§ PROVIDED ENTRIES
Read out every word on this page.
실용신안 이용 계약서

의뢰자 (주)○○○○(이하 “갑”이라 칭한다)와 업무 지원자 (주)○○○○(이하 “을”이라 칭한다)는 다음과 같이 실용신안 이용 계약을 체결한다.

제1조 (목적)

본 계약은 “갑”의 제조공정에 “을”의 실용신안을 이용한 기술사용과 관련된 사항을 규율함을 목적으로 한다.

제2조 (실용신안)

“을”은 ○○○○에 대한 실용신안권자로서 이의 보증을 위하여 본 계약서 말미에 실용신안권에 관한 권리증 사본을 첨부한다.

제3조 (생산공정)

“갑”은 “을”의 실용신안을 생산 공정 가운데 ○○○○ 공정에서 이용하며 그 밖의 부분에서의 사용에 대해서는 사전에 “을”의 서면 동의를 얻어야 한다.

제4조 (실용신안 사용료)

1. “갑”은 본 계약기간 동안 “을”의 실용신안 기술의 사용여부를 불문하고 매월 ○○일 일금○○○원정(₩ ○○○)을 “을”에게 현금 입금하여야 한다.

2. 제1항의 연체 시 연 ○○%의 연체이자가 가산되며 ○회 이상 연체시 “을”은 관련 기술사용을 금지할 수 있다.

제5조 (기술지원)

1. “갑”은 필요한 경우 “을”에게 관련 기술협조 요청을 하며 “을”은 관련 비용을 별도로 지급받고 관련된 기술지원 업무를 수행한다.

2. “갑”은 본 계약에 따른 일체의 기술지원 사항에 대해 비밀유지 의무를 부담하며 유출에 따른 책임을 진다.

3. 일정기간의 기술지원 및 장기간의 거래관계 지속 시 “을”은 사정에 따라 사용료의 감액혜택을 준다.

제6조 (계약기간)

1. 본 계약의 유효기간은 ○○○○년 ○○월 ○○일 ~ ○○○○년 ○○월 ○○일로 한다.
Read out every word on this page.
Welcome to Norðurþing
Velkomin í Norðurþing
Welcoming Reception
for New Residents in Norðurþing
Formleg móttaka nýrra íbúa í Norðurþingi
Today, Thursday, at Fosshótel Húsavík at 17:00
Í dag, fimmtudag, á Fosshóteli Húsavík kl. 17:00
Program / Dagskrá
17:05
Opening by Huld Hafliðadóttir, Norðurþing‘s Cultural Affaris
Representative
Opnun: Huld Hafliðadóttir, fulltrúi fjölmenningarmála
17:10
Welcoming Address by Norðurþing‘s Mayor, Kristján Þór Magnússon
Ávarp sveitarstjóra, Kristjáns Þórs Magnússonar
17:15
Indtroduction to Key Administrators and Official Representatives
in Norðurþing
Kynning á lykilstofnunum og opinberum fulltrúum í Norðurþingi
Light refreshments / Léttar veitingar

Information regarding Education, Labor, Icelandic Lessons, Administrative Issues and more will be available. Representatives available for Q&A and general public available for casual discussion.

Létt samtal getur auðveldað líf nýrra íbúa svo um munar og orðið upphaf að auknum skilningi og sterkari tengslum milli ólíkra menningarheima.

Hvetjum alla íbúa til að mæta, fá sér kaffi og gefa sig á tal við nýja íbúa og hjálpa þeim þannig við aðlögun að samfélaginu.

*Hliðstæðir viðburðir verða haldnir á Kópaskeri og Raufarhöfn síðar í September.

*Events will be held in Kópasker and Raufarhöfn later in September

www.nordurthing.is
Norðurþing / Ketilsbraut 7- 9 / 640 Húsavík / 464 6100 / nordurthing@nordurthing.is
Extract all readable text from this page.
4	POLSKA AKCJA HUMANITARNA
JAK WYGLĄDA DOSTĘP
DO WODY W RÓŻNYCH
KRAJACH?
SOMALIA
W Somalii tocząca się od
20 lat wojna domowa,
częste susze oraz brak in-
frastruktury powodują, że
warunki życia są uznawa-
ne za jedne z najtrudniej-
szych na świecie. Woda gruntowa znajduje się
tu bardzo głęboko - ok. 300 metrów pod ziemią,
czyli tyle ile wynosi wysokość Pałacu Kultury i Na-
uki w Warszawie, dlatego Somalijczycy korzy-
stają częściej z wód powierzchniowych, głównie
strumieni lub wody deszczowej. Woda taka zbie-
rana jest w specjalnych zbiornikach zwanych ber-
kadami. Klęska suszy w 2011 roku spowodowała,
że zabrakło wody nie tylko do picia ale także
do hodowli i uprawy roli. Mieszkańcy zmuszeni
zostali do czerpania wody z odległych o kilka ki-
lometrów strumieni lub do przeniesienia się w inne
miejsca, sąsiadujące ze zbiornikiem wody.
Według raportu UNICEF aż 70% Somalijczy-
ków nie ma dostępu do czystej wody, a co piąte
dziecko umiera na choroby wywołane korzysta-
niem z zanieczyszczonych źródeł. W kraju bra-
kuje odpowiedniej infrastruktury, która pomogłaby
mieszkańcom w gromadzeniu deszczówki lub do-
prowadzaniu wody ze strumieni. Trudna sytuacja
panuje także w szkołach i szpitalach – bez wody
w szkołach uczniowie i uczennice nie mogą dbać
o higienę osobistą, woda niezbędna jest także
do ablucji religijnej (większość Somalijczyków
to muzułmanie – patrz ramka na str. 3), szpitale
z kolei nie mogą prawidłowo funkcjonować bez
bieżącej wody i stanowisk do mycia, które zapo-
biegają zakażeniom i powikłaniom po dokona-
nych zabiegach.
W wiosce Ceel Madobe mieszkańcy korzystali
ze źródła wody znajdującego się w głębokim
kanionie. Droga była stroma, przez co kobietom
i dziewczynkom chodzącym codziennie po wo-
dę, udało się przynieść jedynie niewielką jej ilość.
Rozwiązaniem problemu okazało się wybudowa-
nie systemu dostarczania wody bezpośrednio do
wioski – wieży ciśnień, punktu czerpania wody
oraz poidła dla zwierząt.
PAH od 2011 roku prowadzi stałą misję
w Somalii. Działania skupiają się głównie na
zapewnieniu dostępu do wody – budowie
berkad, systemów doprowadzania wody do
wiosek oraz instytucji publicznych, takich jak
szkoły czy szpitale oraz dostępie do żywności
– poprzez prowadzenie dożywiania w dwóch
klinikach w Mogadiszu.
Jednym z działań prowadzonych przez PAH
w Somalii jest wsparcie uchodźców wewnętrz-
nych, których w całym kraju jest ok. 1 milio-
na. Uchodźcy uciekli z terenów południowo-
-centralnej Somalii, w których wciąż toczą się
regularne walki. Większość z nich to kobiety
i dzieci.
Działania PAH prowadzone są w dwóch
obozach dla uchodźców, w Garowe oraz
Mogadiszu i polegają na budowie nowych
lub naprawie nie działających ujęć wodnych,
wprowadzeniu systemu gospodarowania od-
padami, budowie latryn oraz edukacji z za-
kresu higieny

§ WHAT YOU SHOULD DO
Extract the listing in its entirety, matching it exactly.

§ RESULT OF THIS EXERCISE
Read out every word on this page.
실용신안 이용 계약서

의뢰자 (주)○○○○(이하 “갑”이라 칭한다)와 업무 지원자 (주)○○○○(이하 “을”이라 칭한다)는 다음과 같이 실용신안 이용 계약을 체결한다.

제1조 (목적)

본 계약은 “갑”의 제조공정에 “을”의 실용신안을 이용한 기술사용과 관련된 사항을 규율함을 목적으로 한다.

제2조 (실용신안)

“을”은 ○○○○에 대한 실용신안권자로서 이의 보증을 위하여 본 계약서 말미에 실용신안권에 관한 권리증 사본을 첨부한다.

제3조 (생산공정)

“갑”은 “을”의 실용신안을 생산 공정 가운데 ○○○○ 공정에서 이용하며 그 밖의 부분에서의 사용에 대해서는 사전에 “을”의 서면 동의를 얻어야 한다.

제4조 (실용신안 사용료)

1. “갑”은 본 계약기간 동안 “을”의 실용신안 기술의 사용여부를 불문하고 매월 ○○일 일금○○○원정(₩ ○○○)을 “을”에게 현금 입금하여야 한다.

2. 제1항의 연체 시 연 ○○%의 연체이자가 가산되며 ○회 이상 연체시 “을”은 관련 기술사용을 금지할 수 있다.

제5조 (기술지원)

1. “갑”은 필요한 경우 “을”에게 관련 기술협조 요청을 하며 “을”은 관련 비용을 별도로 지급받고 관련된 기술지원 업무를 수행한다.

2. “갑”은 본 계약에 따른 일체의 기술지원 사항에 대해 비밀유지 의무를 부담하며 유출에 따른 책임을 진다.

3. 일정기간의 기술지원 및 장기간의 거래관계 지속 시 “을”은 사정에 따라 사용료의 감액혜택을 준다.

제6조 (계약기간)

1. 본 계약의 유효기간은 ○○○○년 ○○월 ○○일 ~ ○○○○년 ○○월 ○○일로 한다.
Read out every word on this page.
Welcome to Norðurþing
Velkomin í Norðurþing
Welcoming Reception
for New Residents in Norðurþing
Formleg móttaka nýrra íbúa í Norðurþingi
Today, Thursday, at Fosshótel Húsavík at 17:00
Í dag, fimmtudag, á Fosshóteli Húsavík kl. 17:00
Program / Dagskrá
17:05
Opening by Huld Hafliðadóttir, Norðurþing‘s Cultural Affaris
Representative
Opnun: Huld Hafliðadóttir, fulltrúi fjölmenningarmála
17:10
Welcoming Address by Norðurþing‘s Mayor, Kristján Þór Magnússon
Ávarp sveitarstjóra, Kristjáns Þórs Magnússonar
17:15
Indtroduction to Key Administrators and Official Representatives
in Norðurþing
Kynning á lykilstofnunum og opinberum fulltrúum í Norðurþingi
Light refreshments / Léttar veitingar

Information regarding Education, Labor, Icelandic Lessons, Administrative Issues and more will be available. Representatives available for Q&A and general public available for casual discussion.

Létt samtal getur auðveldað líf nýrra íbúa svo um munar og orðið upphaf að auknum skilningi og sterkari tengslum milli ólíkra menningarheima.

Hvetjum alla íbúa til að mæta, fá sér kaffi og gefa sig á tal við nýja íbúa og hjálpa þeim þannig við aðlögun að samfélaginu.

*Hliðstæðir viðburðir verða haldnir á Kópaskeri og Raufarhöfn síðar í September.

*Events will be held in Kópasker and Raufarhöfn later in September

www.nordurthing.is
Norðurþing / Ketilsbraut 7- 9 / 640 Húsavík / 464 6100 / nordurthing@nordurthing.is
Extract all readable text from this page.
4	POLSKA AKCJA HUMANITARNA
JAK WYGLĄDA DOSTĘP
DO WODY W RÓŻNYCH
KRAJACH?
SOMALIA
W Somalii tocząca się od
20 lat wojna domowa,
częste susze oraz brak in-
frastruktury powodują, że
warunki życia są uznawa-
ne za jedne z najtrudniej-
szych na świecie. Woda gruntowa znajduje się
tu bardzo głęboko - ok. 300 metrów pod ziemią,
czyli tyle ile wynosi wysokość Pałacu Kultury i Na-
uki w Warszawie, dlatego Somalijczycy korzy-
stają częściej z wód powierzchniowych, głównie
strumieni lub wody deszczowej. Woda taka zbie-
rana jest w specjalnych zbiornikach zwanych ber-
kadami. Klęska suszy w 2011 roku spowodowała,
że zabrakło wody nie tylko do picia ale także
do hodowli i uprawy roli. Mieszkańcy zmuszeni
zostali do czerpania wody z odległych o kilka ki-
lometrów strumieni lub do przeniesienia się w inne
miejsca, sąsiadujące ze zbiornikiem wody.
Według raportu UNICEF aż 70% Somalijczy-
ków nie ma dostępu do czystej wody, a co piąte
dziecko umiera na choroby wywołane korzysta-
niem z zanieczyszczonych źródeł. W kraju bra-
kuje odpowiedniej infrastruktury, która pomogłaby
mieszkańcom w gromadzeniu deszczówki lub do-
prowadzaniu wody ze strumieni. Trudna sytuacja
panuje także w szkołach i szpitalach – bez wody
w szkołach uczniowie i uczennice nie mogą dbać
o higienę osobistą, woda niezbędna jest także
do ablucji religijnej (większość Somalijczyków
to muzułmanie – patrz ramka na str. 3), szpitale
z kolei nie mogą prawidłowo funkcjonować bez
bieżącej wody i stanowisk do mycia, które zapo-
biegają zakażeniom i powikłaniom po dokona-
nych zabiegach.
W wiosce Ceel Madobe mieszkańcy korzystali
ze źródła wody znajdującego się w głębokim
kanionie. Droga była stroma, przez co kobietom
i dziewczynkom chodzącym codziennie po wo-
dę, udało się przynieść jedynie niewielką jej ilość.
Rozwiązaniem problemu okazało się wybudowa-
nie systemu dostarczania wody bezpośrednio do
wioski – wieży ciśnień, punktu czerpania wody
oraz poidła dla zwierząt.
PAH od 2011 roku prowadzi stałą misję
w Somalii. Działania skupiają się głównie na
zapewnieniu dostępu do wody – budowie
berkad, systemów doprowadzania wody do
wiosek oraz instytucji publicznych, takich jak
szkoły czy szpitale oraz dostępie do żywności
– poprzez prowadzenie dożywiania w dwóch
klinikach w Mogadiszu.
Jednym z działań prowadzonych przez PAH
w Somalii jest wsparcie uchodźców wewnętrz-
nych, których w całym kraju jest ok. 1 milio-
na. Uchodźcy uciekli z terenów południowo-
-centralnej Somalii, w których wciąż toczą się
regularne walki. Większość z nich to kobiety
i dzieci.
Działania PAH prowadzone są w dwóch
obozach dla uchodźców, w Garowe oraz
Mogadiszu i polegają na budowie nowych
lub naprawie nie działających ujęć wodnych,
wprowadzeniu systemu gospodarowania od-
padami, budowie latryn oraz edukacji z za-
kresu higieny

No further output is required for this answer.